(Stored entries)
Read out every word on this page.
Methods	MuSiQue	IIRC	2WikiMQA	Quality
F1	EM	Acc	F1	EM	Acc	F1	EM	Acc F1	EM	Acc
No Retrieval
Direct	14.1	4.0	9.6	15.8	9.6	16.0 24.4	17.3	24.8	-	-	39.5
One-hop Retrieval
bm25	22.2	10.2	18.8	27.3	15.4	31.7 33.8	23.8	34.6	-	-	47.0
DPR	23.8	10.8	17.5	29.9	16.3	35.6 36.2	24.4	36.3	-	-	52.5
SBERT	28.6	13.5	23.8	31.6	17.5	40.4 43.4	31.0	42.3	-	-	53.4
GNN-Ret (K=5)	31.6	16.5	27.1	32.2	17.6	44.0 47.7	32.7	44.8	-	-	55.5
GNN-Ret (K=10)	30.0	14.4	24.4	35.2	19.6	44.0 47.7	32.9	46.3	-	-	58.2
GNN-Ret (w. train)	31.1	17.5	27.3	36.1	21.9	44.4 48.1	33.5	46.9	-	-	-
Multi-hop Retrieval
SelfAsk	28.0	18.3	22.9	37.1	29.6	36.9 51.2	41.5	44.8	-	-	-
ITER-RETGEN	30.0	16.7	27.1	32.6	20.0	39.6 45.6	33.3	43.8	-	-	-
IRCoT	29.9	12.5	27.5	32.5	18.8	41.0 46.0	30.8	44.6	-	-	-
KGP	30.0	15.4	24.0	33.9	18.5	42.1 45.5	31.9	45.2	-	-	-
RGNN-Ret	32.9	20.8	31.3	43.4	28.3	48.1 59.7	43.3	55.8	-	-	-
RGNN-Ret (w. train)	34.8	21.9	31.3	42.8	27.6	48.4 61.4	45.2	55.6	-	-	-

THE REQUEST » In this exercise, repeat all entries exactly.

SOLVED EXERCISE »
Read out every word on this page.
Methods	MuSiQue	IIRC	2WikiMQA	Quality
F1	EM	Acc	F1	EM	Acc	F1	EM	Acc F1	EM	Acc
No Retrieval
Direct	14.1	4.0	9.6	15.8	9.6	16.0 24.4	17.3	24.8	-	-	39.5
One-hop Retrieval
bm25	22.2	10.2	18.8	27.3	15.4	31.7 33.8	23.8	34.6	-	-	47.0
DPR	23.8	10.8	17.5	29.9	16.3	35.6 36.2	24.4	36.3	-	-	52.5
SBERT	28.6	13.5	23.8	31.6	17.5	40.4 43.4	31.0	42.3	-	-	53.4
GNN-Ret (K=5)	31.6	16.5	27.1	32.2	17.6	44.0 47.7	32.7	44.8	-	-	55.5
GNN-Ret (K=10)	30.0	14.4	24.4	35.2	19.6	44.0 47.7	32.9	46.3	-	-	58.2
GNN-Ret (w. train)	31.1	17.5	27.3	36.1	21.9	44.4 48.1	33.5	46.9	-	-	-
Multi-hop Retrieval
SelfAsk	28.0	18.3	22.9	37.1	29.6	36.9 51.2	41.5	44.8	-	-	-
ITER-RETGEN	30.0	16.7	27.1	32.6	20.0	39.6 45.6	33.3	43.8	-	-	-
IRCoT	29.9	12.5	27.5	32.5	18.8	41.0 46.0	30.8	44.6	-	-	-
KGP	30.0	15.4	24.0	33.9	18.5	42.1 45.5	31.9	45.2	-	-	-
RGNN-Ret	32.9	20.8	31.3	43.4	28.3	48.1 59.7	43.3	55.8	-	-	-
RGNN-Ret (w. train)	34.8	21.9	31.3	42.8	27.6	48.4 61.4	45.2	55.6	-	-	-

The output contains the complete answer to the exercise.